[Records from a data collection]
--
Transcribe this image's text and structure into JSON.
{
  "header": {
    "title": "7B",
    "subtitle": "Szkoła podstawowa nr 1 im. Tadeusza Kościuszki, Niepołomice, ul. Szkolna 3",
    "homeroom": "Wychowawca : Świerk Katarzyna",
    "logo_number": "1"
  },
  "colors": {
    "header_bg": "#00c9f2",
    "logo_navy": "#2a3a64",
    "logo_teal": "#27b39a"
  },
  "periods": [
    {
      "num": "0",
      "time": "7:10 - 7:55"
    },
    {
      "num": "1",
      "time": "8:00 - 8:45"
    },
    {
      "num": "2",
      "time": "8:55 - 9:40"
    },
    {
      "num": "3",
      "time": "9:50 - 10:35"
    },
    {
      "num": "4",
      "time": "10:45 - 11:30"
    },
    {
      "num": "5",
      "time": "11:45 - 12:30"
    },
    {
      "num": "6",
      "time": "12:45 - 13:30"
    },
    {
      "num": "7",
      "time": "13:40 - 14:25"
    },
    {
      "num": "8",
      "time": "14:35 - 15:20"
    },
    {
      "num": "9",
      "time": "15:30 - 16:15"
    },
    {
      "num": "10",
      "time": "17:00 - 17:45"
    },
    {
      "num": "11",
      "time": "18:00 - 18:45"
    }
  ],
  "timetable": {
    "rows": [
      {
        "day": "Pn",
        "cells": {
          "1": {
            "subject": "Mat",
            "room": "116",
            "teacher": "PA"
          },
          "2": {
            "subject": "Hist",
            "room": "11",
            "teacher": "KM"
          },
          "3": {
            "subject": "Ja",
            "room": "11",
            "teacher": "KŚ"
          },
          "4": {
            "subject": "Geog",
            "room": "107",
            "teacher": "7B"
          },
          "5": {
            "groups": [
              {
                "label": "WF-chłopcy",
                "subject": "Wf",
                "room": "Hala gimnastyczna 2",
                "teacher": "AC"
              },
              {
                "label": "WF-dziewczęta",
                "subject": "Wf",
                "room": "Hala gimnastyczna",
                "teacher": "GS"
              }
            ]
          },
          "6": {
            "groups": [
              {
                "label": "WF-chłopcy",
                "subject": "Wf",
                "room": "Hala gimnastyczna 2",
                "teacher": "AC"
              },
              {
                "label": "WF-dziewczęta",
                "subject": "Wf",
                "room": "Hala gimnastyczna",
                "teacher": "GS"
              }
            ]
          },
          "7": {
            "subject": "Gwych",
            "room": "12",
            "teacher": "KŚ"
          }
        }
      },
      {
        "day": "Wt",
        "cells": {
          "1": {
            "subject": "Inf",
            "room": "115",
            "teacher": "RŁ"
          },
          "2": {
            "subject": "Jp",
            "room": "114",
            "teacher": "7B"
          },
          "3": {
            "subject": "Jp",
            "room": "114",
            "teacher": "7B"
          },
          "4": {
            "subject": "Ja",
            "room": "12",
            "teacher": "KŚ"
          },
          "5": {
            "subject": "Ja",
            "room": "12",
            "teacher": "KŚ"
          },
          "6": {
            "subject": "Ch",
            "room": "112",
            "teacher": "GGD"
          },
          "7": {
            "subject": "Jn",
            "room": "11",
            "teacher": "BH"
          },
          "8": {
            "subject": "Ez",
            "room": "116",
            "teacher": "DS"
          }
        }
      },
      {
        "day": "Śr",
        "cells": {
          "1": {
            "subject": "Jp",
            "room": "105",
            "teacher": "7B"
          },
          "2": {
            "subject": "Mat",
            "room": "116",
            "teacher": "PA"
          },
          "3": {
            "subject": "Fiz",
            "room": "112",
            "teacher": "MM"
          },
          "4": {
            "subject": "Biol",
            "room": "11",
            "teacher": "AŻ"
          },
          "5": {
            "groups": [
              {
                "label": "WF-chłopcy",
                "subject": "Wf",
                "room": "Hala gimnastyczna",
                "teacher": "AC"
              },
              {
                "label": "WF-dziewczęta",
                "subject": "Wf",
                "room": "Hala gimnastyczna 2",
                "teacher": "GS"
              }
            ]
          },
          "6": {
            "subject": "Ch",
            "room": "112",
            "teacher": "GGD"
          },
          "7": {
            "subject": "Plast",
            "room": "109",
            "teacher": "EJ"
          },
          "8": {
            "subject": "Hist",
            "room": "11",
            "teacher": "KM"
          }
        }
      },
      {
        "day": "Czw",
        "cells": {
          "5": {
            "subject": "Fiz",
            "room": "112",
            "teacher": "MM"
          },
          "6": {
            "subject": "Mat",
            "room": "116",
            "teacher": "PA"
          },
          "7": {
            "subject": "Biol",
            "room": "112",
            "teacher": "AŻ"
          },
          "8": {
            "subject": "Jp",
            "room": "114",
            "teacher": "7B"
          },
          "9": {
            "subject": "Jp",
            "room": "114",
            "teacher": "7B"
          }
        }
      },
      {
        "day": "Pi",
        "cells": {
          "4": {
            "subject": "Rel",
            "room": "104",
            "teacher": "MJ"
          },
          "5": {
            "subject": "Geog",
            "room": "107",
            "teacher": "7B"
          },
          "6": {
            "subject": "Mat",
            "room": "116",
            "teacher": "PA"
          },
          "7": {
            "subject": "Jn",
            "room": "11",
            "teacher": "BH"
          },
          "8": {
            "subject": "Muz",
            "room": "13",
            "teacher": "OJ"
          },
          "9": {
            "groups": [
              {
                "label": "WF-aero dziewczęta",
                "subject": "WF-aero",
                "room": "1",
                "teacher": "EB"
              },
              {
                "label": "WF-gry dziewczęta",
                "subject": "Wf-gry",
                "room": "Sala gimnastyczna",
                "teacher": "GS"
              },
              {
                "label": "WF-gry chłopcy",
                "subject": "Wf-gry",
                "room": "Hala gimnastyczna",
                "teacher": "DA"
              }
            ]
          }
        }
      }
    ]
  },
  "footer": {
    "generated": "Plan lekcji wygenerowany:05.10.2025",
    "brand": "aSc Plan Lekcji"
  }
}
--
# STATED PROBLEM
Restate the whole listing exactly, leaving out nothing.

# EXERCISE RESULT
Transcribe this image's text and structure into JSON.
{
  "header": {
    "title": "7B",
    "subtitle": "Szkoła podstawowa nr 1 im. Tadeusza Kościuszki, Niepołomice, ul. Szkolna 3",
    "homeroom": "Wychowawca : Świerk Katarzyna",
    "logo_number": "1"
  },
  "colors": {
    "header_bg": "#00c9f2",
    "logo_navy": "#2a3a64",
    "logo_teal": "#27b39a"
  },
  "periods": [
    {
      "num": "0",
      "time": "7:10 - 7:55"
    },
    {
      "num": "1",
      "time": "8:00 - 8:45"
    },
    {
      "num": "2",
      "time": "8:55 - 9:40"
    },
    {
      "num": "3",
      "time": "9:50 - 10:35"
    },
    {
      "num": "4",
      "time": "10:45 - 11:30"
    },
    {
      "num": "5",
      "time": "11:45 - 12:30"
    },
    {
      "num": "6",
      "time": "12:45 - 13:30"
    },
    {
      "num": "7",
      "time": "13:40 - 14:25"
    },
    {
      "num": "8",
      "time": "14:35 - 15:20"
    },
    {
      "num": "9",
      "time": "15:30 - 16:15"
    },
    {
      "num": "10",
      "time": "17:00 - 17:45"
    },
    {
      "num": "11",
      "time": "18:00 - 18:45"
    }
  ],
  "timetable": {
    "rows": [
      {
        "day": "Pn",
        "cells": {
          "1": {
            "subject": "Mat",
            "room": "116",
            "teacher": "PA"
          },
          "2": {
            "subject": "Hist",
            "room": "11",
            "teacher": "KM"
          },
          "3": {
            "subject": "Ja",
            "room": "11",
            "teacher": "KŚ"
          },
          "4": {
            "subject": "Geog",
            "room": "107",
            "teacher": "7B"
          },
          "5": {
            "groups": [
              {
                "label": "WF-chłopcy",
                "subject": "Wf",
                "room": "Hala gimnastyczna 2",
                "teacher": "AC"
              },
              {
                "label": "WF-dziewczęta",
                "subject": "Wf",
                "room": "Hala gimnastyczna",
                "teacher": "GS"
              }
            ]
          },
          "6": {
            "groups": [
              {
                "label": "WF-chłopcy",
                "subject": "Wf",
                "room": "Hala gimnastyczna 2",
                "teacher": "AC"
              },
              {
                "label": "WF-dziewczęta",
                "subject": "Wf",
                "room": "Hala gimnastyczna",
                "teacher": "GS"
              }
            ]
          },
          "7": {
            "subject": "Gwych",
            "room": "12",
            "teacher": "KŚ"
          }
        }
      },
      {
        "day": "Wt",
        "cells": {
          "1": {
            "subject": "Inf",
            "room": "115",
            "teacher": "RŁ"
          },
          "2": {
            "subject": "Jp",
            "room": "114",
            "teacher": "7B"
          },
          "3": {
            "subject": "Jp",
            "room": "114",
            "teacher": "7B"
          },
          "4": {
            "subject": "Ja",
            "room": "12",
            "teacher": "KŚ"
          },
          "5": {
            "subject": "Ja",
            "room": "12",
            "teacher": "KŚ"
          },
          "6": {
            "subject": "Ch",
            "room": "112",
            "teacher": "GGD"
          },
          "7": {
            "subject": "Jn",
            "room": "11",
            "teacher": "BH"
          },
          "8": {
            "subject": "Ez",
            "room": "116",
            "teacher": "DS"
          }
        }
      },
      {
        "day": "Śr",
        "cells": {
          "1": {
            "subject": "Jp",
            "room": "105",
            "teacher": "7B"
          },
          "2": {
            "subject": "Mat",
            "room": "116",
            "teacher": "PA"
          },
          "3": {
            "subject": "Fiz",
            "room": "112",
            "teacher": "MM"
          },
          "4": {
            "subject": "Biol",
            "room": "11",
            "teacher": "AŻ"
          },
          "5": {
            "groups": [
              {
                "label": "WF-chłopcy",
                "subject": "Wf",
                "room": "Hala gimnastyczna",
                "teacher": "AC"
              },
              {
                "label": "WF-dziewczęta",
                "subject": "Wf",
                "room": "Hala gimnastyczna 2",
                "teacher": "GS"
              }
            ]
          },
          "6": {
            "subject": "Ch",
            "room": "112",
            "teacher": "GGD"
          },
          "7": {
            "subject": "Plast",
            "room": "109",
            "teacher": "EJ"
          },
          "8": {
            "subject": "Hist",
            "room": "11",
            "teacher": "KM"
          }
        }
      },
      {
        "day": "Czw",
        "cells": {
          "5": {
            "subject": "Fiz",
            "room": "112",
            "teacher": "MM"
          },
          "6": {
            "subject": "Mat",
            "room": "116",
            "teacher": "PA"
          },
          "7": {
            "subject": "Biol",
            "room": "112",
            "teacher": "AŻ"
          },
          "8": {
            "subject": "Jp",
            "room": "114",
            "teacher": "7B"
          },
          "9": {
            "subject": "Jp",
            "room": "114",
            "teacher": "7B"
          }
        }
      },
      {
        "day": "Pi",
        "cells": {
          "4": {
            "subject": "Rel",
            "room": "104",
            "teacher": "MJ"
          },
          "5": {
            "subject": "Geog",
            "room": "107",
            "teacher": "7B"
          },
          "6": {
            "subject": "Mat",
            "room": "116",
            "teacher": "PA"
          },
          "7": {
            "subject": "Jn",
            "room": "11",
            "teacher": "BH"
          },
          "8": {
            "subject": "Muz",
            "room": "13",
            "teacher": "OJ"
          },
          "9": {
            "groups": [
              {
                "label": "WF-aero dziewczęta",
                "subject": "WF-aero",
                "room": "1",
                "teacher": "EB"
              },
              {
                "label": "WF-gry dziewczęta",
                "subject": "Wf-gry",
                "room": "Sala gimnastyczna",
                "teacher": "GS"
              },
              {
                "label": "WF-gry chłopcy",
                "subject": "Wf-gry",
                "room": "Hala gimnastyczna",
                "teacher": "DA"
              }
            ]
          }
        }
      }
    ]
  },
  "footer": {
    "generated": "Plan lekcji wygenerowany:05.10.2025",
    "brand": "aSc Plan Lekcji"
  }
}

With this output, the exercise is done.